▶ _GIVEN PROBLEM_: Copy all lines in which the word "username" can be found.

[Rows from a dataset]
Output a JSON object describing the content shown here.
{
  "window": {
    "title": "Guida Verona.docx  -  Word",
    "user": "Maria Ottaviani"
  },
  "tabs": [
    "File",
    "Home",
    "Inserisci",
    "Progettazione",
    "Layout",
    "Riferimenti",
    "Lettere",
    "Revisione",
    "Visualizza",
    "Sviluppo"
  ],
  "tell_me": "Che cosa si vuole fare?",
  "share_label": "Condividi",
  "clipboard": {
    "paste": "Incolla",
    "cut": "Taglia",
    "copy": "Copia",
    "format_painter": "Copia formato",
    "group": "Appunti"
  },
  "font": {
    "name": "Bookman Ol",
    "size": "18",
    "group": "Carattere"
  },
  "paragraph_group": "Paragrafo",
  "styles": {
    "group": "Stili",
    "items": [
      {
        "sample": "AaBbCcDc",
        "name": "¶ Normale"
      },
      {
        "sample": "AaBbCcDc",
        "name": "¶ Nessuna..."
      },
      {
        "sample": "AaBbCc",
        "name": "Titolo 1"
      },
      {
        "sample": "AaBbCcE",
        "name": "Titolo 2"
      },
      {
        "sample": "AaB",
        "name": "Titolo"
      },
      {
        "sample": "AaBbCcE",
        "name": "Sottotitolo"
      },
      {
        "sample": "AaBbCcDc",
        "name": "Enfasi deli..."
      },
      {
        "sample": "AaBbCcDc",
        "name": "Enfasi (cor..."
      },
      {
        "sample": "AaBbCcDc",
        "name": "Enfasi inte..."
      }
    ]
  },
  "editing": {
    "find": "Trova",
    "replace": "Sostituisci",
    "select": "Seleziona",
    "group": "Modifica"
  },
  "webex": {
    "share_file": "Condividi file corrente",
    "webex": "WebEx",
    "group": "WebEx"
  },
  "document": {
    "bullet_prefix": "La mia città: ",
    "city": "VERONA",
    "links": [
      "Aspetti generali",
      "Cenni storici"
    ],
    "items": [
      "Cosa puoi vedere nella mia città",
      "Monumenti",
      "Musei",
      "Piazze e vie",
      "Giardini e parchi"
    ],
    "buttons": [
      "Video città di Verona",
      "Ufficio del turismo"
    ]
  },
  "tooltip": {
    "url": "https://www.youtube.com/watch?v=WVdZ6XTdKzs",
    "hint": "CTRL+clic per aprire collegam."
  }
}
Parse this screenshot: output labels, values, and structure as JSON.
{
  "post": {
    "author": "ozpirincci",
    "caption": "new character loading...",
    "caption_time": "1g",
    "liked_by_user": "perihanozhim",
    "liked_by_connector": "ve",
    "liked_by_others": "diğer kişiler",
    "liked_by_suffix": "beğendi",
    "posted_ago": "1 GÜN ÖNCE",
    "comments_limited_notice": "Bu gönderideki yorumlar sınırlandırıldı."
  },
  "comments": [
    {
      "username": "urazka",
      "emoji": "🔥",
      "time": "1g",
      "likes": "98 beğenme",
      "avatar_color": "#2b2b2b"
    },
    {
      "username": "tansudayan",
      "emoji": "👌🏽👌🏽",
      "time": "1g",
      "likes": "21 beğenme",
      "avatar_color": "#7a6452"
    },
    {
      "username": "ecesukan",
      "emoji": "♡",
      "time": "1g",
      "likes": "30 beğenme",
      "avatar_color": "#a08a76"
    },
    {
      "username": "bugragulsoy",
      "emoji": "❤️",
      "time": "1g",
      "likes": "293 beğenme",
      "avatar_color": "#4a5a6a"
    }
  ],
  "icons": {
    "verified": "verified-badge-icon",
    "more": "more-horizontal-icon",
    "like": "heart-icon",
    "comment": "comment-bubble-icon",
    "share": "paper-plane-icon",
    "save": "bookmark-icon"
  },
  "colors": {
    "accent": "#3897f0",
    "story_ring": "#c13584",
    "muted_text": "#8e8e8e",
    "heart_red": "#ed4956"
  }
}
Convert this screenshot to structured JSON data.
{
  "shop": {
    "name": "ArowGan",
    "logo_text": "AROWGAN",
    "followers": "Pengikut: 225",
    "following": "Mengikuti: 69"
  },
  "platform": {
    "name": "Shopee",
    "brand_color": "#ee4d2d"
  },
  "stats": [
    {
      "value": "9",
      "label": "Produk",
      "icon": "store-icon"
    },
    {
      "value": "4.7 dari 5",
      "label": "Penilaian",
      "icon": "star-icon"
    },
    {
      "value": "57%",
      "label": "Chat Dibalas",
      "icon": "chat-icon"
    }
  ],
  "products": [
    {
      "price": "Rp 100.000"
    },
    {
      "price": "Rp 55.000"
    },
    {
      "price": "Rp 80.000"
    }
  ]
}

▶ _RESULT OF THE TASK_:
      "username": "urazka",
      "username": "tansudayan",
      "username": "ecesukan",
      "username": "bugragulsoy",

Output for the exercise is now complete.